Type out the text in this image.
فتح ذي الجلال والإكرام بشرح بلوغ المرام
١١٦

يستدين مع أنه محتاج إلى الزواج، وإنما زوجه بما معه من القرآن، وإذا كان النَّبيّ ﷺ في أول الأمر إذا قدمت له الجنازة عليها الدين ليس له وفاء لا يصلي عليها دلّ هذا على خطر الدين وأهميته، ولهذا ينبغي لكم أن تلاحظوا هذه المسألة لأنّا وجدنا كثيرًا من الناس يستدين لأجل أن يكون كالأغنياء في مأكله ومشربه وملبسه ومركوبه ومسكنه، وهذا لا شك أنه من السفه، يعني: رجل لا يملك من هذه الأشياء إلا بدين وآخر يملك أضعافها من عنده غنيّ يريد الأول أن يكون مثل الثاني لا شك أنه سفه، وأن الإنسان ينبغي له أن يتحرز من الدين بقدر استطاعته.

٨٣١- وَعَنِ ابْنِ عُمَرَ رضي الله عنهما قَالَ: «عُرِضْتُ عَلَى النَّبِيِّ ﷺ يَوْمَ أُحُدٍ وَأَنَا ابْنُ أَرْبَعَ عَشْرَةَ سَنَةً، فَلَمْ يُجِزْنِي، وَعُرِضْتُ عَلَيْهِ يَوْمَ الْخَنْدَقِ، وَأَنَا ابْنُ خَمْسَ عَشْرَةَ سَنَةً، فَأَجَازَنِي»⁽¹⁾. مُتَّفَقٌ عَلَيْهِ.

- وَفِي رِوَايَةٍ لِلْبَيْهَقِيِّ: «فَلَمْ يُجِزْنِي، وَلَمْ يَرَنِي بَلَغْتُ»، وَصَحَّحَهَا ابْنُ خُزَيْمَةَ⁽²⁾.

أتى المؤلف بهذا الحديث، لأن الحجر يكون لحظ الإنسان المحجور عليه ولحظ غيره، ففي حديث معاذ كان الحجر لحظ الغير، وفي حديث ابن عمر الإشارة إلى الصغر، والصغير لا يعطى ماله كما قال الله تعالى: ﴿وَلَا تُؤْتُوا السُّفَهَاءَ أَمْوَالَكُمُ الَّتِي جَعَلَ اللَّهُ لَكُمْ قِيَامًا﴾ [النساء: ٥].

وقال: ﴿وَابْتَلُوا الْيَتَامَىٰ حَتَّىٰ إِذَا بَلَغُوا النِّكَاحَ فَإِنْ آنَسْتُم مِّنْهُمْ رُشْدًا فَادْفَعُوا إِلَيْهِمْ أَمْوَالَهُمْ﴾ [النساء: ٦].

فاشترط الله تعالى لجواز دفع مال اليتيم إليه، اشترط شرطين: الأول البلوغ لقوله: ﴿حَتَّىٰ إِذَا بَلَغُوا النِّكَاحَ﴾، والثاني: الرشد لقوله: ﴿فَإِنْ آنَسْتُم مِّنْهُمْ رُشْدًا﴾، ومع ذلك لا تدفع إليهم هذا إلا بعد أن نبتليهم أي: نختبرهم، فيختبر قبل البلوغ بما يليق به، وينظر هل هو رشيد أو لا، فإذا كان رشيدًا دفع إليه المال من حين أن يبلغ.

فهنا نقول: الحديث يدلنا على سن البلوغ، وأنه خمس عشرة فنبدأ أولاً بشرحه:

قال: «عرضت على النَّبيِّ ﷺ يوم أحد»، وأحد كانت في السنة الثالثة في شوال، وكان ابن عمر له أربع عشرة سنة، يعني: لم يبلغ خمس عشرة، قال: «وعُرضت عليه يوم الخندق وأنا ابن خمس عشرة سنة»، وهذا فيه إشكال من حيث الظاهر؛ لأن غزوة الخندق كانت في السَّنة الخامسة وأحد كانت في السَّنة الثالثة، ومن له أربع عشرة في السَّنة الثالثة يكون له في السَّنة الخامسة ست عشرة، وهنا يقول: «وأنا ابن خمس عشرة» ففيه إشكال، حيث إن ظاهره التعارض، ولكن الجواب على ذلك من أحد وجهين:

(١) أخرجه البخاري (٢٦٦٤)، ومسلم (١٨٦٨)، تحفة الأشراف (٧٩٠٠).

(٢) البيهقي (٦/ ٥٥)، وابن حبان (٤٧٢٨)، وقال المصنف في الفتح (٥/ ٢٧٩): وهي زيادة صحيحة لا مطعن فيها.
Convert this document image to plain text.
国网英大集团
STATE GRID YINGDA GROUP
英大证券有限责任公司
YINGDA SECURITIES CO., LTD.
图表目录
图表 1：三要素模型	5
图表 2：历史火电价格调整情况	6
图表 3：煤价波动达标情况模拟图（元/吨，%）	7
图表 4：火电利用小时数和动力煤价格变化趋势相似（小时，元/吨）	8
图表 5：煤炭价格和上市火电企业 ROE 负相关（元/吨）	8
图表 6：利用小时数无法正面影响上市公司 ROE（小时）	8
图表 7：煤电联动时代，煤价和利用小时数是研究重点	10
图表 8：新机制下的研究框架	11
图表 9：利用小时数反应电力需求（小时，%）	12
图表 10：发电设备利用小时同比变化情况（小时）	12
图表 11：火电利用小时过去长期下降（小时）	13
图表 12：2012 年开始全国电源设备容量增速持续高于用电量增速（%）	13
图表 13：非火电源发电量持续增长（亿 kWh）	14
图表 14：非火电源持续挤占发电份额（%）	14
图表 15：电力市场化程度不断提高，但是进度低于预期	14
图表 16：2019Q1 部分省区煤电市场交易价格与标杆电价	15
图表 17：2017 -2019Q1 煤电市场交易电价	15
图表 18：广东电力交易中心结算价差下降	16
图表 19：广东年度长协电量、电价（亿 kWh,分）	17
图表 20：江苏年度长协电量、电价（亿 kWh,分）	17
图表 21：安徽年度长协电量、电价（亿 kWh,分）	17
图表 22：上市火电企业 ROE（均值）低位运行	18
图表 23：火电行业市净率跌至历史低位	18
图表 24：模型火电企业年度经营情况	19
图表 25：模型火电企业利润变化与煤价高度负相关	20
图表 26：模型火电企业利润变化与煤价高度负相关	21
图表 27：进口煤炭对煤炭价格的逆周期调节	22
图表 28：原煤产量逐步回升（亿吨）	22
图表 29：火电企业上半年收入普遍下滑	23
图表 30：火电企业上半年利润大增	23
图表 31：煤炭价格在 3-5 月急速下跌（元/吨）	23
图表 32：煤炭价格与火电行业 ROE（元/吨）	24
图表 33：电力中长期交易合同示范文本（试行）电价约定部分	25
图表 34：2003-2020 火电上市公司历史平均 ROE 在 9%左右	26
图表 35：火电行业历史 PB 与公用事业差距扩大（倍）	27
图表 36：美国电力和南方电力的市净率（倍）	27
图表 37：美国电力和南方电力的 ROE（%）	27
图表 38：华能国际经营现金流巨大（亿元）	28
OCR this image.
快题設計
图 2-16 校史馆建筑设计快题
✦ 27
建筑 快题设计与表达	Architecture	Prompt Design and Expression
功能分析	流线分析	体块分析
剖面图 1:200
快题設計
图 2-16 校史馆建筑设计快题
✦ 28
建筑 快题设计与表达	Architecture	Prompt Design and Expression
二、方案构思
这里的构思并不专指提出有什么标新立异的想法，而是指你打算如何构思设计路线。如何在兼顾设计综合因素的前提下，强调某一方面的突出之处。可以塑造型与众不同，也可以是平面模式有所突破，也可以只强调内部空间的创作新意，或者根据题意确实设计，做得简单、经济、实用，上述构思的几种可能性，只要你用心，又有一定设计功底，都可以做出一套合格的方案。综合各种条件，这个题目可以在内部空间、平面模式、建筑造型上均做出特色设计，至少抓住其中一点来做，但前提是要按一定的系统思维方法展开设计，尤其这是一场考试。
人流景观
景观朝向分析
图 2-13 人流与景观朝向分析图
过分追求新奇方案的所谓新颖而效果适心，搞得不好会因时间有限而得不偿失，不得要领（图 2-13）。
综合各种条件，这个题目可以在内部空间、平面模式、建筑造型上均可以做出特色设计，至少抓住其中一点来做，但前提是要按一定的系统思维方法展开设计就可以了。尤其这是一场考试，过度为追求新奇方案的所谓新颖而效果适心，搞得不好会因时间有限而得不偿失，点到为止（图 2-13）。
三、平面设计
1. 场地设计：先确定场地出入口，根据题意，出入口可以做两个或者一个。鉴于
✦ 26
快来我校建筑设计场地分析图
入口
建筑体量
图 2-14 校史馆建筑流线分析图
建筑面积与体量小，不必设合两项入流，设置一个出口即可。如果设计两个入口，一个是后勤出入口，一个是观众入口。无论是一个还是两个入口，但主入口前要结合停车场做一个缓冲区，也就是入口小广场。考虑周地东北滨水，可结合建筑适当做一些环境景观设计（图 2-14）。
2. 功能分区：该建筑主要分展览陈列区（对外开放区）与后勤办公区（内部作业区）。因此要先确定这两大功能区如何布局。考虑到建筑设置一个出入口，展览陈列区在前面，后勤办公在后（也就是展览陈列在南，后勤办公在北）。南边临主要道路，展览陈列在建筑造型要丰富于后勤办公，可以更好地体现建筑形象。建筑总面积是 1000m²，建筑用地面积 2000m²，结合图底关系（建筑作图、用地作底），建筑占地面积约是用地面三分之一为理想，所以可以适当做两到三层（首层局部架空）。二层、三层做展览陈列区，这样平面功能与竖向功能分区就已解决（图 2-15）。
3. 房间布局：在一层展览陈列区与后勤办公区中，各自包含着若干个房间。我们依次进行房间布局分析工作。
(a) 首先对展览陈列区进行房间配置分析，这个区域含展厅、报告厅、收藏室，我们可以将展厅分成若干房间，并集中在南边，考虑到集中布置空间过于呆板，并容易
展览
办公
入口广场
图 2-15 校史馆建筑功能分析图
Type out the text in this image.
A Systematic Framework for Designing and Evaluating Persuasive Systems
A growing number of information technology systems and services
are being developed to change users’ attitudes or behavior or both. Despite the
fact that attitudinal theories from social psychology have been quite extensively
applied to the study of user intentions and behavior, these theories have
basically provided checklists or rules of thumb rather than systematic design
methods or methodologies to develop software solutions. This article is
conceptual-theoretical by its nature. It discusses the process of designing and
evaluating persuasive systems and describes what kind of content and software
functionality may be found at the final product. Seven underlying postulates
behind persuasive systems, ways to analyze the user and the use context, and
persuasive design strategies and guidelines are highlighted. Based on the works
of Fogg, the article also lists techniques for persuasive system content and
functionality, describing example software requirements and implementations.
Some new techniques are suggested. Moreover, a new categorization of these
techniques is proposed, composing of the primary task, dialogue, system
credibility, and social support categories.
********************
Select every line of the records holding the string "الإنسان".

يستدين مع أنه محتاج إلى الزواج، وإنما زوجه بما معه من القرآن، وإذا كان النَّبيّ ﷺ في أول الأمر إذا قدمت له الجنازة عليها الدين ليس له وفاء لا يصلي عليها دلّ هذا على خطر الدين وأهميته، ولهذا ينبغي لكم أن تلاحظوا هذه المسألة لأنّا وجدنا كثيرًا من الناس يستدين لأجل أن يكون كالأغنياء في مأكله ومشربه وملبسه ومركوبه ومسكنه، وهذا لا شك أنه من السفه، يعني: رجل لا يملك من هذه الأشياء إلا بدين وآخر يملك أضعافها من عنده غنيّ يريد الأول أن يكون مثل الثاني لا شك أنه سفه، وأن الإنسان ينبغي له أن يتحرز من الدين بقدر استطاعته.
أتى المؤلف بهذا الحديث، لأن الحجر يكون لحظ الإنسان المحجور عليه ولحظ غيره، ففي حديث معاذ كان الحجر لحظ الغير، وفي حديث ابن عمر الإشارة إلى الصغر، والصغير لا يعطى ماله كما قال الله تعالى: ﴿وَلَا تُؤْتُوا السُّفَهَاءَ أَمْوَالَكُمُ الَّتِي جَعَلَ اللَّهُ لَكُمْ قِيَامًا﴾ [النساء: ٥].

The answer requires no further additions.